(Records about charts and figures)

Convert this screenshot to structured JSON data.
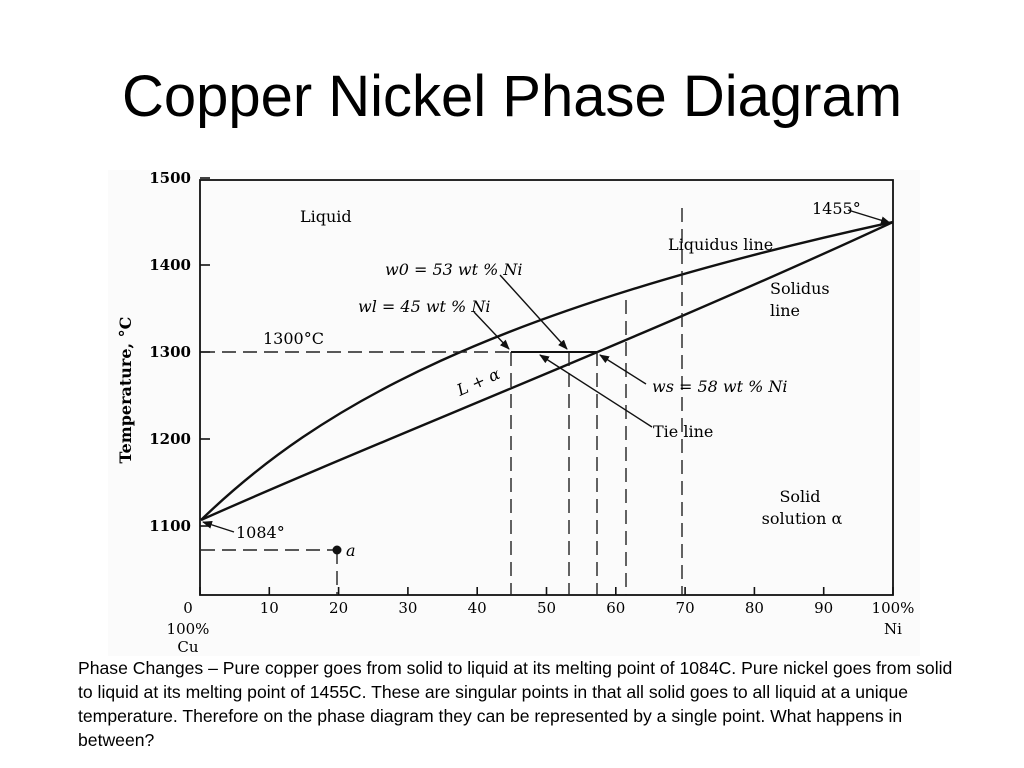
{
  "slide": {
    "title": "Copper Nickel Phase Diagram",
    "caption": "Phase Changes – Pure copper goes from solid to liquid at its melting point of  1084C. Pure nickel goes from solid to liquid at its melting point of 1455C. These are singular points in that all solid goes to all liquid at a unique temperature. Therefore on the phase diagram they can be represented by a single point. What happens in between?"
  },
  "diagram": {
    "y_axis_label": "Temperature, °C",
    "y_ticks": [
      {
        "value": 1500,
        "label": "1500"
      },
      {
        "value": 1400,
        "label": "1400"
      },
      {
        "value": 1300,
        "label": "1300"
      },
      {
        "value": 1200,
        "label": "1200"
      },
      {
        "value": 1100,
        "label": "1100"
      }
    ],
    "x_ticks": [
      {
        "value": 0,
        "label": "0"
      },
      {
        "value": 10,
        "label": "10"
      },
      {
        "value": 20,
        "label": "20"
      },
      {
        "value": 30,
        "label": "30"
      },
      {
        "value": 40,
        "label": "40"
      },
      {
        "value": 50,
        "label": "50"
      },
      {
        "value": 60,
        "label": "60"
      },
      {
        "value": 70,
        "label": "70"
      },
      {
        "value": 80,
        "label": "80"
      },
      {
        "value": 90,
        "label": "90"
      },
      {
        "value": 100,
        "label": "100%"
      }
    ],
    "x_left_end": {
      "line1": "100%",
      "line2": "Cu"
    },
    "x_right_end": "Ni",
    "regions": {
      "liquid": "Liquid",
      "two_phase": "L + α",
      "solid_line1": "Solid",
      "solid_line2": "solution α"
    },
    "lines": {
      "liquidus": "Liquidus line",
      "solidus_line1": "Solidus",
      "solidus_line2": "line",
      "tie_line": "Tie line"
    },
    "annotations": {
      "ni_melting": "1455°",
      "cu_melting": "1084°",
      "temp_1300": "1300°C",
      "w0": "w0 = 53 wt % Ni",
      "wl": "wl = 45 wt % Ni",
      "ws": "ws = 58 wt % Ni",
      "point_a": "a"
    },
    "values": {
      "cu_melting_c": 1084,
      "ni_melting_c": 1455,
      "tie_line_temp_c": 1300,
      "w0_wt_pct_ni": 53,
      "wl_wt_pct_ni": 45,
      "ws_wt_pct_ni": 58,
      "point_a": {
        "wt_pct_ni": 20,
        "temp_c": 1050
      }
    }
  }
}
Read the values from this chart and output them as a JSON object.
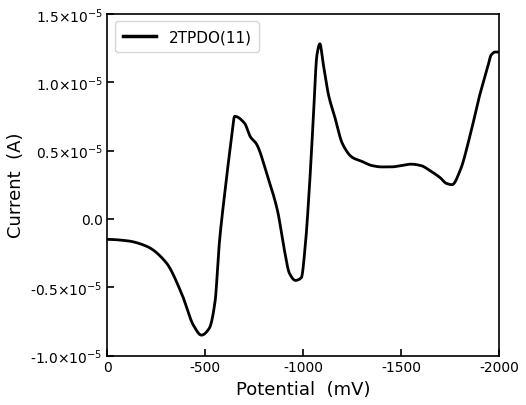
{
  "xlabel": "Potential  (mV)",
  "ylabel": "Current  (A)",
  "legend_label": "2TPDO(11)",
  "xlim": [
    0,
    -2000
  ],
  "ylim": [
    -1e-05,
    1.5e-05
  ],
  "yticks": [
    -1e-05,
    -5e-06,
    0.0,
    5e-06,
    1e-05,
    1.5e-05
  ],
  "xticks": [
    0,
    -500,
    -1000,
    -1500,
    -2000
  ],
  "line_color": "#000000",
  "line_width": 2.0,
  "background_color": "#ffffff",
  "cv_points": [
    [
      0,
      -1.5e-06
    ],
    [
      -100,
      -1.6e-06
    ],
    [
      -200,
      -2e-06
    ],
    [
      -300,
      -3.2e-06
    ],
    [
      -380,
      -5.5e-06
    ],
    [
      -440,
      -7.8e-06
    ],
    [
      -480,
      -8.5e-06
    ],
    [
      -520,
      -8e-06
    ],
    [
      -550,
      -6e-06
    ],
    [
      -570,
      -2e-06
    ],
    [
      -600,
      2e-06
    ],
    [
      -630,
      5.5e-06
    ],
    [
      -650,
      7.5e-06
    ],
    [
      -700,
      7e-06
    ],
    [
      -730,
      6e-06
    ],
    [
      -760,
      5.5e-06
    ],
    [
      -820,
      3e-06
    ],
    [
      -870,
      5e-07
    ],
    [
      -900,
      -2e-06
    ],
    [
      -930,
      -4e-06
    ],
    [
      -960,
      -4.5e-06
    ],
    [
      -990,
      -4.3e-06
    ],
    [
      -1010,
      -2e-06
    ],
    [
      -1030,
      2e-06
    ],
    [
      -1050,
      7e-06
    ],
    [
      -1070,
      1.2e-05
    ],
    [
      -1085,
      1.28e-05
    ],
    [
      -1100,
      1.15e-05
    ],
    [
      -1130,
      9e-06
    ],
    [
      -1160,
      7.5e-06
    ],
    [
      -1200,
      5.5e-06
    ],
    [
      -1250,
      4.5e-06
    ],
    [
      -1300,
      4.2e-06
    ],
    [
      -1350,
      3.9e-06
    ],
    [
      -1400,
      3.8e-06
    ],
    [
      -1450,
      3.8e-06
    ],
    [
      -1500,
      3.9e-06
    ],
    [
      -1550,
      4e-06
    ],
    [
      -1600,
      3.9e-06
    ],
    [
      -1650,
      3.5e-06
    ],
    [
      -1700,
      3e-06
    ],
    [
      -1730,
      2.6e-06
    ],
    [
      -1760,
      2.5e-06
    ],
    [
      -1800,
      3.5e-06
    ],
    [
      -1850,
      6e-06
    ],
    [
      -1900,
      9e-06
    ],
    [
      -1940,
      1.1e-05
    ],
    [
      -1960,
      1.2e-05
    ],
    [
      -1980,
      1.22e-05
    ],
    [
      -2000,
      1.22e-05
    ]
  ]
}
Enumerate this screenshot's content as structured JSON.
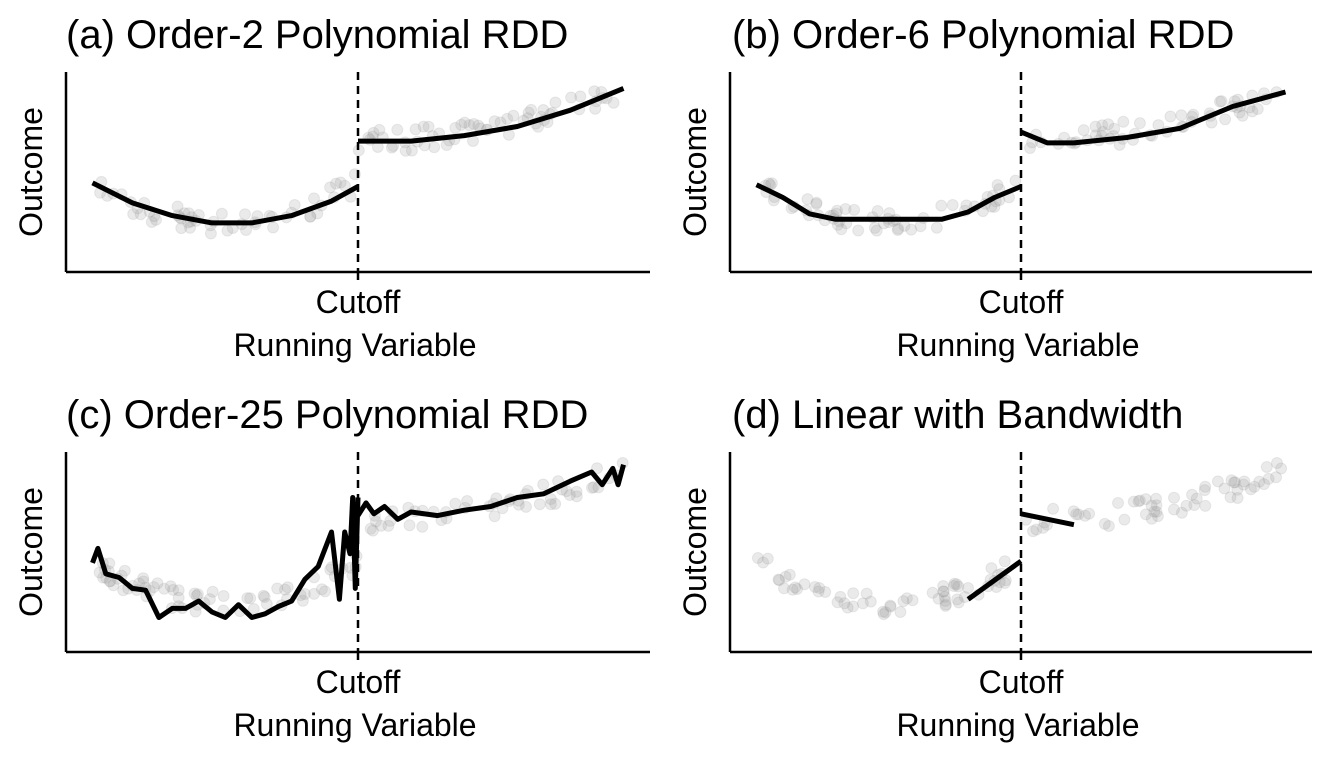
{
  "chart_data": [
    {
      "type": "scatter",
      "title": "(a) Order-2 Polynomial RDD",
      "xlabel": "Running Variable",
      "ylabel": "Outcome",
      "xticks": [
        {
          "value": 0,
          "label": "Cutoff"
        }
      ],
      "xlim": [
        -1.1,
        1.1
      ],
      "ylim": [
        -0.05,
        1.05
      ],
      "cutoff": 0,
      "fit_left": {
        "x": [
          -1.0,
          -0.85,
          -0.7,
          -0.55,
          -0.4,
          -0.25,
          -0.1,
          0.0
        ],
        "y": [
          0.44,
          0.33,
          0.26,
          0.22,
          0.22,
          0.26,
          0.34,
          0.42
        ]
      },
      "fit_right": {
        "x": [
          0.0,
          0.2,
          0.4,
          0.6,
          0.8,
          1.0
        ],
        "y": [
          0.67,
          0.67,
          0.7,
          0.75,
          0.84,
          0.96
        ]
      }
    },
    {
      "type": "scatter",
      "title": "(b) Order-6 Polynomial RDD",
      "xlabel": "Running Variable",
      "ylabel": "Outcome",
      "xticks": [
        {
          "value": 0,
          "label": "Cutoff"
        }
      ],
      "xlim": [
        -1.1,
        1.1
      ],
      "ylim": [
        -0.05,
        1.05
      ],
      "cutoff": 0,
      "fit_left": {
        "x": [
          -1.0,
          -0.9,
          -0.8,
          -0.7,
          -0.6,
          -0.5,
          -0.4,
          -0.3,
          -0.2,
          -0.1,
          0.0
        ],
        "y": [
          0.43,
          0.36,
          0.27,
          0.24,
          0.24,
          0.24,
          0.24,
          0.24,
          0.28,
          0.36,
          0.42
        ]
      },
      "fit_right": {
        "x": [
          0.0,
          0.1,
          0.2,
          0.4,
          0.6,
          0.8,
          1.0
        ],
        "y": [
          0.72,
          0.66,
          0.66,
          0.69,
          0.74,
          0.86,
          0.94
        ]
      }
    },
    {
      "type": "scatter",
      "title": "(c) Order-25 Polynomial RDD",
      "xlabel": "Running Variable",
      "ylabel": "Outcome",
      "xticks": [
        {
          "value": 0,
          "label": "Cutoff"
        }
      ],
      "xlim": [
        -1.1,
        1.1
      ],
      "ylim": [
        -0.05,
        1.05
      ],
      "cutoff": 0,
      "fit_left": {
        "x": [
          -1.0,
          -0.98,
          -0.95,
          -0.9,
          -0.85,
          -0.8,
          -0.75,
          -0.7,
          -0.65,
          -0.6,
          -0.55,
          -0.5,
          -0.45,
          -0.4,
          -0.35,
          -0.3,
          -0.25,
          -0.2,
          -0.15,
          -0.1,
          -0.07,
          -0.05,
          -0.03,
          -0.02,
          -0.01,
          0.0
        ],
        "y": [
          0.44,
          0.52,
          0.38,
          0.36,
          0.3,
          0.29,
          0.14,
          0.19,
          0.19,
          0.23,
          0.17,
          0.14,
          0.21,
          0.14,
          0.16,
          0.2,
          0.23,
          0.35,
          0.42,
          0.61,
          0.24,
          0.61,
          0.49,
          0.8,
          0.3,
          0.8
        ]
      },
      "fit_right": {
        "x": [
          0.0,
          0.03,
          0.06,
          0.1,
          0.15,
          0.2,
          0.3,
          0.4,
          0.5,
          0.6,
          0.7,
          0.8,
          0.88,
          0.92,
          0.96,
          0.98,
          1.0
        ],
        "y": [
          0.7,
          0.77,
          0.71,
          0.75,
          0.68,
          0.72,
          0.7,
          0.73,
          0.75,
          0.8,
          0.82,
          0.89,
          0.94,
          0.87,
          0.96,
          0.87,
          0.98
        ]
      }
    },
    {
      "type": "scatter",
      "title": "(d) Linear with Bandwidth",
      "xlabel": "Running Variable",
      "ylabel": "Outcome",
      "xticks": [
        {
          "value": 0,
          "label": "Cutoff"
        }
      ],
      "xlim": [
        -1.1,
        1.1
      ],
      "ylim": [
        -0.05,
        1.05
      ],
      "cutoff": 0,
      "fit_left": {
        "x": [
          -0.2,
          0.0
        ],
        "y": [
          0.24,
          0.45
        ]
      },
      "fit_right": {
        "x": [
          0.0,
          0.2
        ],
        "y": [
          0.71,
          0.65
        ]
      }
    }
  ]
}
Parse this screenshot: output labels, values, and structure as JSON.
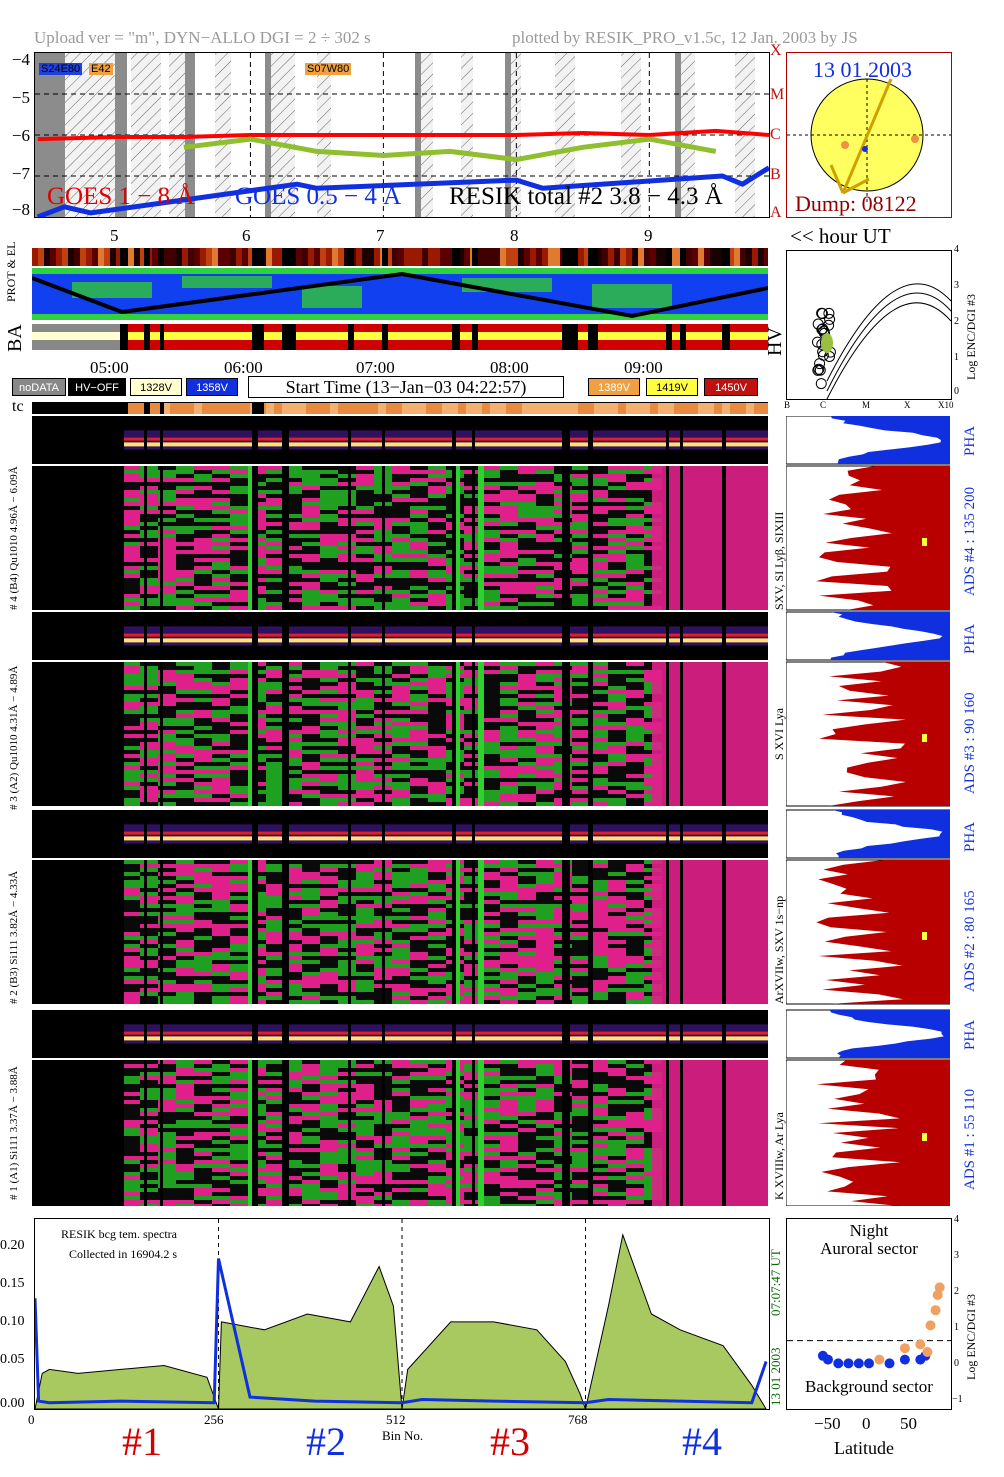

» **Set exercise**: Find the word "screenshot" in the data and copy out each line where it turns up.

» **Output below**:
Convert this screenshot to structured JSON data.
Enumerate this screenshot's content as structured JSON.
Parse this screenshot: output labels, values, and structure as JSON.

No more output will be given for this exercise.